Exclude the pictures, then repeat the remaining data exactly.

** START OF Information shown **

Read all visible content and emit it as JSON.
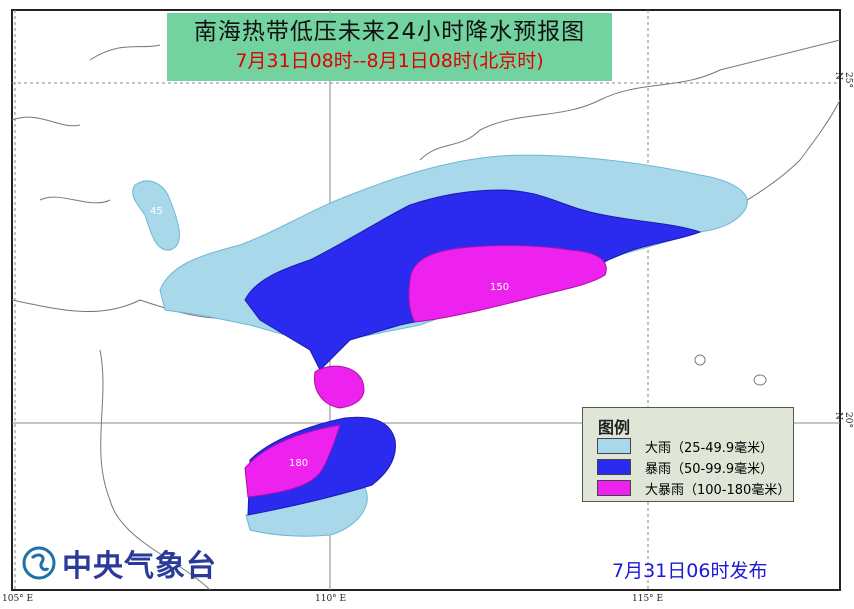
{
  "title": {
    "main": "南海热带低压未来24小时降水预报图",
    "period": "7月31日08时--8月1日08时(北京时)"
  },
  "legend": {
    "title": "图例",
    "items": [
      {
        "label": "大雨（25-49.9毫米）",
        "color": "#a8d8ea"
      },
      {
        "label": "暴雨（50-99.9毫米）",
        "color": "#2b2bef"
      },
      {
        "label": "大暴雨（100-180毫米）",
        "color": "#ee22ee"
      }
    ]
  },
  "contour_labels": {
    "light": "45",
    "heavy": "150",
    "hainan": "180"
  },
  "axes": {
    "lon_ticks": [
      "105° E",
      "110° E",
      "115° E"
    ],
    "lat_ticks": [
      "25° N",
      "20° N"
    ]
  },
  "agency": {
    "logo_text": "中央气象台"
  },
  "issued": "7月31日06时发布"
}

** END OF Information shown **

▶ [Task response]
Read all visible content and emit it as JSON.
{
  "title": {
    "main": "南海热带低压未来24小时降水预报图",
    "period": "7月31日08时--8月1日08时(北京时)"
  },
  "legend": {
    "title": "图例",
    "items": [
      {
        "label": "大雨（25-49.9毫米）",
        "color": "#a8d8ea"
      },
      {
        "label": "暴雨（50-99.9毫米）",
        "color": "#2b2bef"
      },
      {
        "label": "大暴雨（100-180毫米）",
        "color": "#ee22ee"
      }
    ]
  },
  "contour_labels": {
    "light": "45",
    "heavy": "150",
    "hainan": "180"
  },
  "axes": {
    "lon_ticks": [
      "105° E",
      "110° E",
      "115° E"
    ],
    "lat_ticks": [
      "25° N",
      "20° N"
    ]
  },
  "agency": {
    "logo_text": "中央气象台"
  },
  "issued": "7月31日06时发布"
}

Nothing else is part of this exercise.